Records for this task:

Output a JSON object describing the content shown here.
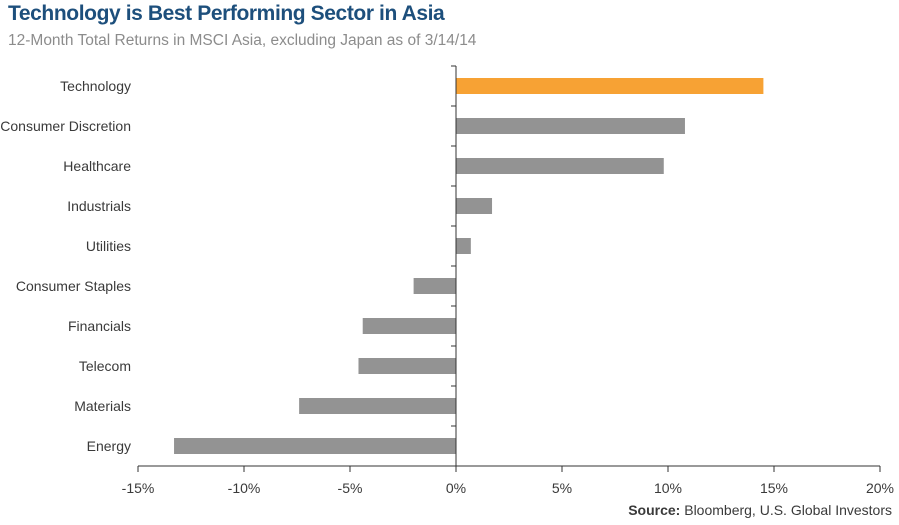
{
  "chart_data": {
    "type": "bar",
    "orientation": "horizontal",
    "title": "Technology is Best Performing Sector in Asia",
    "subtitle": "12-Month Total Returns in MSCI Asia, excluding Japan as of 3/14/14",
    "categories": [
      "Technology",
      "Consumer Discretion",
      "Healthcare",
      "Industrials",
      "Utilities",
      "Consumer Staples",
      "Financials",
      "Telecom",
      "Materials",
      "Energy"
    ],
    "values": [
      14.5,
      10.8,
      9.8,
      1.7,
      0.7,
      -2.0,
      -4.4,
      -4.6,
      -7.4,
      -13.3
    ],
    "highlight_category": "Technology",
    "xlim": [
      -15,
      20
    ],
    "x_ticks": [
      -15,
      -10,
      -5,
      0,
      5,
      10,
      15,
      20
    ],
    "x_tick_labels": [
      "-15%",
      "-10%",
      "-5%",
      "0%",
      "5%",
      "10%",
      "15%",
      "20%"
    ],
    "xlabel": "",
    "ylabel": "",
    "grid": false,
    "legend": "none",
    "colors": {
      "highlight": "#f7a234",
      "default": "#939393",
      "axis": "#333333"
    }
  },
  "source": {
    "label": "Source:",
    "text": " Bloomberg, U.S. Global Investors"
  }
}
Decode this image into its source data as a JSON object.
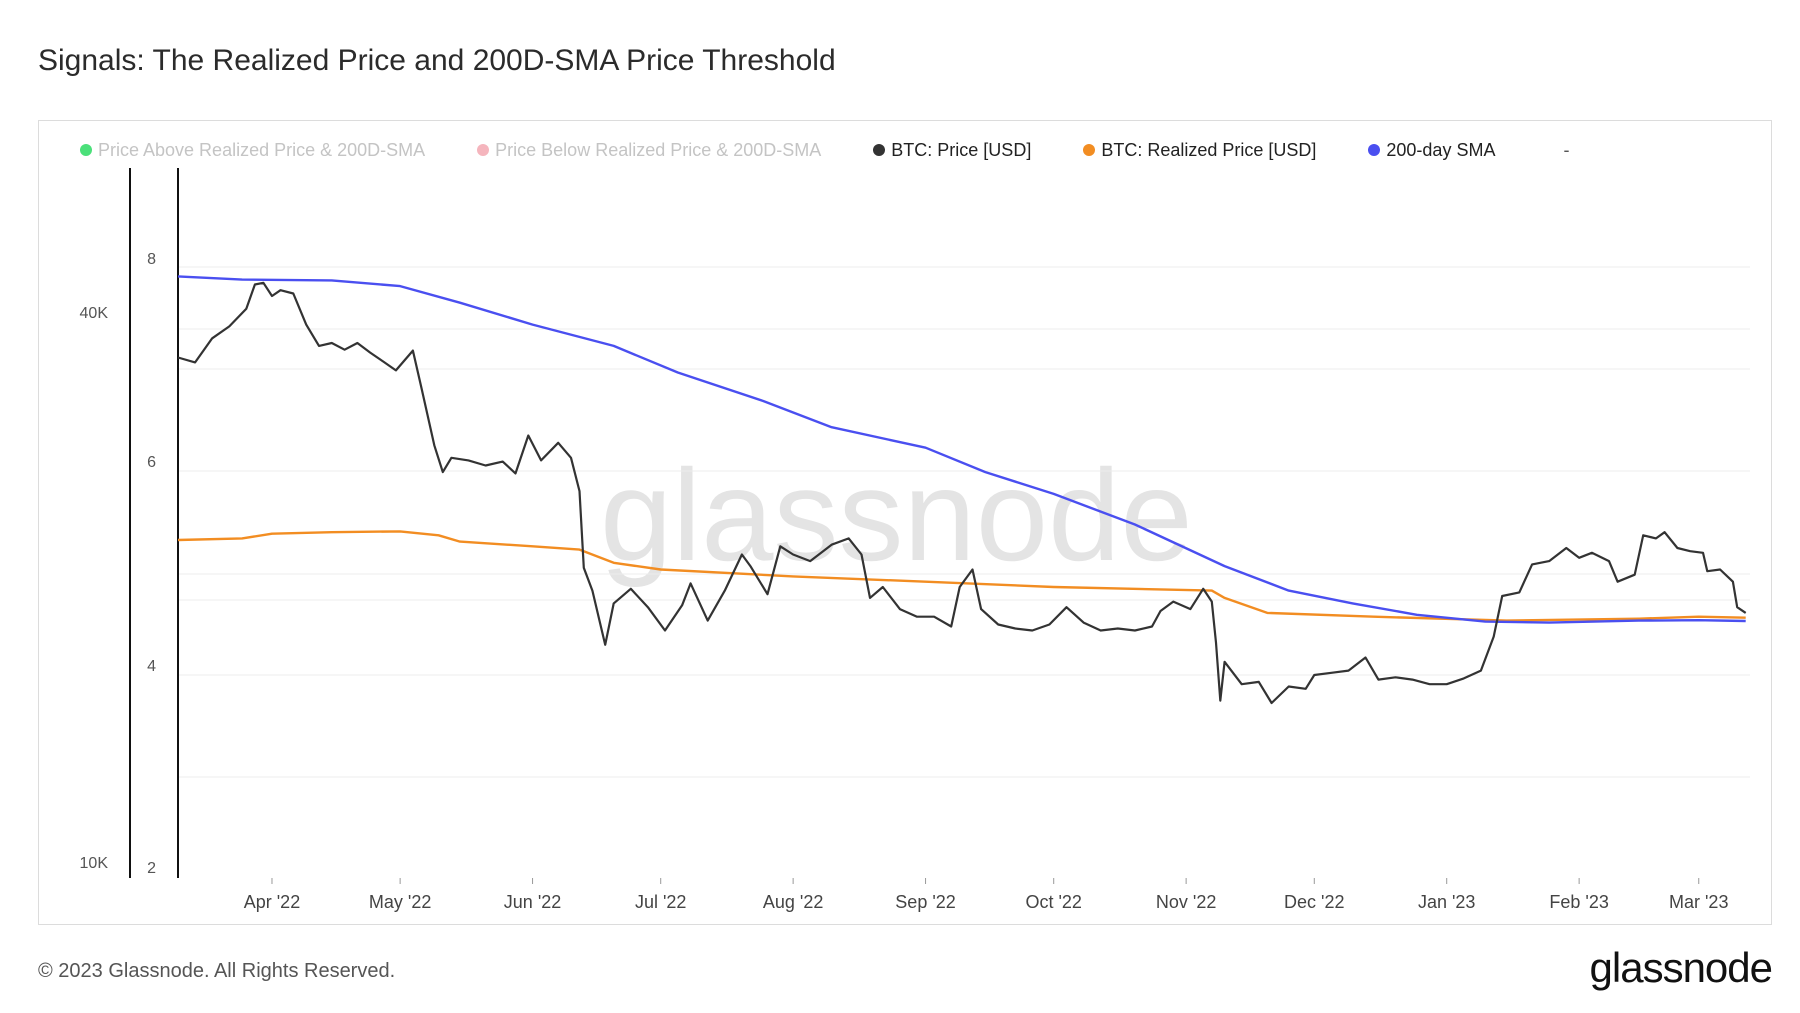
{
  "title": "Signals: The Realized Price and 200D-SMA Price Threshold",
  "legend": [
    {
      "label": "Price Above Realized Price & 200D-SMA",
      "color": "#4be07a",
      "faded": true
    },
    {
      "label": "Price Below Realized Price & 200D-SMA",
      "color": "#f5b5bd",
      "faded": true
    },
    {
      "label": "BTC: Price [USD]",
      "color": "#333333",
      "faded": false
    },
    {
      "label": "BTC: Realized Price [USD]",
      "color": "#f28d22",
      "faded": false
    },
    {
      "label": "200-day SMA",
      "color": "#4a4ff0",
      "faded": false
    }
  ],
  "legend_extra": "-",
  "watermark": "glassnode",
  "footer": "© 2023 Glassnode. All Rights Reserved.",
  "brand": "glassnode",
  "chart_data": {
    "type": "line",
    "y_scale": "log",
    "y_outer_ticks": [
      "40K",
      "10K"
    ],
    "y_inner_ticks": [
      "8",
      "6",
      "4",
      "2"
    ],
    "x_ticks": [
      "Apr '22",
      "May '22",
      "Jun '22",
      "Jul '22",
      "Aug '22",
      "Sep '22",
      "Oct '22",
      "Nov '22",
      "Dec '22",
      "Jan '23",
      "Feb '23",
      "Mar '23"
    ],
    "x_range": [
      "2022-03-10",
      "2023-03-13"
    ],
    "ylim": [
      10000,
      64000
    ],
    "grid": true,
    "legend_position": "top",
    "series": [
      {
        "name": "BTC: Price [USD]",
        "color": "#333333",
        "points": [
          [
            "2022-03-10",
            39000
          ],
          [
            "2022-03-14",
            38500
          ],
          [
            "2022-03-18",
            41000
          ],
          [
            "2022-03-22",
            42300
          ],
          [
            "2022-03-26",
            44300
          ],
          [
            "2022-03-28",
            47200
          ],
          [
            "2022-03-30",
            47400
          ],
          [
            "2022-04-01",
            45800
          ],
          [
            "2022-04-03",
            46500
          ],
          [
            "2022-04-06",
            46100
          ],
          [
            "2022-04-09",
            42500
          ],
          [
            "2022-04-12",
            40200
          ],
          [
            "2022-04-15",
            40500
          ],
          [
            "2022-04-18",
            39800
          ],
          [
            "2022-04-21",
            40500
          ],
          [
            "2022-04-24",
            39500
          ],
          [
            "2022-04-27",
            38600
          ],
          [
            "2022-04-30",
            37700
          ],
          [
            "2022-05-04",
            39700
          ],
          [
            "2022-05-06",
            36000
          ],
          [
            "2022-05-09",
            31000
          ],
          [
            "2022-05-11",
            28900
          ],
          [
            "2022-05-13",
            30000
          ],
          [
            "2022-05-17",
            29800
          ],
          [
            "2022-05-21",
            29400
          ],
          [
            "2022-05-25",
            29700
          ],
          [
            "2022-05-28",
            28800
          ],
          [
            "2022-05-31",
            31800
          ],
          [
            "2022-06-03",
            29800
          ],
          [
            "2022-06-07",
            31200
          ],
          [
            "2022-06-10",
            30000
          ],
          [
            "2022-06-12",
            27500
          ],
          [
            "2022-06-13",
            22500
          ],
          [
            "2022-06-15",
            21200
          ],
          [
            "2022-06-18",
            18400
          ],
          [
            "2022-06-20",
            20500
          ],
          [
            "2022-06-24",
            21300
          ],
          [
            "2022-06-28",
            20300
          ],
          [
            "2022-07-02",
            19100
          ],
          [
            "2022-07-06",
            20400
          ],
          [
            "2022-07-08",
            21600
          ],
          [
            "2022-07-12",
            19600
          ],
          [
            "2022-07-16",
            21200
          ],
          [
            "2022-07-20",
            23300
          ],
          [
            "2022-07-22",
            22600
          ],
          [
            "2022-07-26",
            21000
          ],
          [
            "2022-07-29",
            23800
          ],
          [
            "2022-08-01",
            23300
          ],
          [
            "2022-08-05",
            22900
          ],
          [
            "2022-08-10",
            23900
          ],
          [
            "2022-08-14",
            24300
          ],
          [
            "2022-08-17",
            23300
          ],
          [
            "2022-08-19",
            20800
          ],
          [
            "2022-08-22",
            21400
          ],
          [
            "2022-08-26",
            20200
          ],
          [
            "2022-08-30",
            19800
          ],
          [
            "2022-09-03",
            19800
          ],
          [
            "2022-09-07",
            19300
          ],
          [
            "2022-09-09",
            21400
          ],
          [
            "2022-09-12",
            22400
          ],
          [
            "2022-09-14",
            20200
          ],
          [
            "2022-09-18",
            19400
          ],
          [
            "2022-09-22",
            19200
          ],
          [
            "2022-09-26",
            19100
          ],
          [
            "2022-09-30",
            19400
          ],
          [
            "2022-10-04",
            20300
          ],
          [
            "2022-10-08",
            19500
          ],
          [
            "2022-10-12",
            19100
          ],
          [
            "2022-10-16",
            19200
          ],
          [
            "2022-10-20",
            19100
          ],
          [
            "2022-10-24",
            19300
          ],
          [
            "2022-10-26",
            20100
          ],
          [
            "2022-10-29",
            20600
          ],
          [
            "2022-11-02",
            20200
          ],
          [
            "2022-11-05",
            21300
          ],
          [
            "2022-11-07",
            20600
          ],
          [
            "2022-11-08",
            18500
          ],
          [
            "2022-11-09",
            15900
          ],
          [
            "2022-11-10",
            17600
          ],
          [
            "2022-11-14",
            16600
          ],
          [
            "2022-11-18",
            16700
          ],
          [
            "2022-11-21",
            15800
          ],
          [
            "2022-11-25",
            16500
          ],
          [
            "2022-11-29",
            16400
          ],
          [
            "2022-12-01",
            17000
          ],
          [
            "2022-12-05",
            17100
          ],
          [
            "2022-12-09",
            17200
          ],
          [
            "2022-12-13",
            17800
          ],
          [
            "2022-12-16",
            16800
          ],
          [
            "2022-12-20",
            16900
          ],
          [
            "2022-12-24",
            16800
          ],
          [
            "2022-12-28",
            16600
          ],
          [
            "2023-01-01",
            16600
          ],
          [
            "2023-01-05",
            16850
          ],
          [
            "2023-01-09",
            17200
          ],
          [
            "2023-01-12",
            18800
          ],
          [
            "2023-01-14",
            20900
          ],
          [
            "2023-01-18",
            21100
          ],
          [
            "2023-01-21",
            22700
          ],
          [
            "2023-01-25",
            22900
          ],
          [
            "2023-01-29",
            23700
          ],
          [
            "2023-02-01",
            23100
          ],
          [
            "2023-02-04",
            23400
          ],
          [
            "2023-02-08",
            22900
          ],
          [
            "2023-02-10",
            21700
          ],
          [
            "2023-02-14",
            22100
          ],
          [
            "2023-02-16",
            24500
          ],
          [
            "2023-02-19",
            24300
          ],
          [
            "2023-02-21",
            24700
          ],
          [
            "2023-02-24",
            23700
          ],
          [
            "2023-02-27",
            23500
          ],
          [
            "2023-03-02",
            23400
          ],
          [
            "2023-03-03",
            22300
          ],
          [
            "2023-03-06",
            22400
          ],
          [
            "2023-03-09",
            21700
          ],
          [
            "2023-03-10",
            20300
          ],
          [
            "2023-03-12",
            20000
          ]
        ]
      },
      {
        "name": "BTC: Realized Price [USD]",
        "color": "#f28d22",
        "points": [
          [
            "2022-03-10",
            24200
          ],
          [
            "2022-03-25",
            24300
          ],
          [
            "2022-04-01",
            24600
          ],
          [
            "2022-04-15",
            24700
          ],
          [
            "2022-05-01",
            24750
          ],
          [
            "2022-05-10",
            24500
          ],
          [
            "2022-05-15",
            24100
          ],
          [
            "2022-06-01",
            23800
          ],
          [
            "2022-06-12",
            23600
          ],
          [
            "2022-06-20",
            22800
          ],
          [
            "2022-07-01",
            22400
          ],
          [
            "2022-08-01",
            22000
          ],
          [
            "2022-09-01",
            21700
          ],
          [
            "2022-10-01",
            21400
          ],
          [
            "2022-11-07",
            21200
          ],
          [
            "2022-11-10",
            20800
          ],
          [
            "2022-11-20",
            20000
          ],
          [
            "2022-12-15",
            19800
          ],
          [
            "2023-01-15",
            19600
          ],
          [
            "2023-02-15",
            19700
          ],
          [
            "2023-03-01",
            19800
          ],
          [
            "2023-03-12",
            19750
          ]
        ]
      },
      {
        "name": "200-day SMA",
        "color": "#4a4ff0",
        "points": [
          [
            "2022-03-10",
            48200
          ],
          [
            "2022-03-25",
            47800
          ],
          [
            "2022-04-15",
            47700
          ],
          [
            "2022-05-01",
            47000
          ],
          [
            "2022-05-15",
            45000
          ],
          [
            "2022-06-01",
            42500
          ],
          [
            "2022-06-20",
            40200
          ],
          [
            "2022-07-05",
            37500
          ],
          [
            "2022-07-25",
            34800
          ],
          [
            "2022-08-10",
            32500
          ],
          [
            "2022-09-01",
            30800
          ],
          [
            "2022-09-15",
            28900
          ],
          [
            "2022-10-01",
            27300
          ],
          [
            "2022-10-20",
            25200
          ],
          [
            "2022-11-10",
            22600
          ],
          [
            "2022-11-25",
            21200
          ],
          [
            "2022-12-10",
            20500
          ],
          [
            "2022-12-25",
            19900
          ],
          [
            "2023-01-10",
            19550
          ],
          [
            "2023-01-25",
            19500
          ],
          [
            "2023-02-15",
            19600
          ],
          [
            "2023-03-01",
            19620
          ],
          [
            "2023-03-12",
            19580
          ]
        ]
      }
    ]
  }
}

What is asked:
Check each line of the material above for "Technology" and say how many lines contain it, giving the number alone.

Result of this task:
3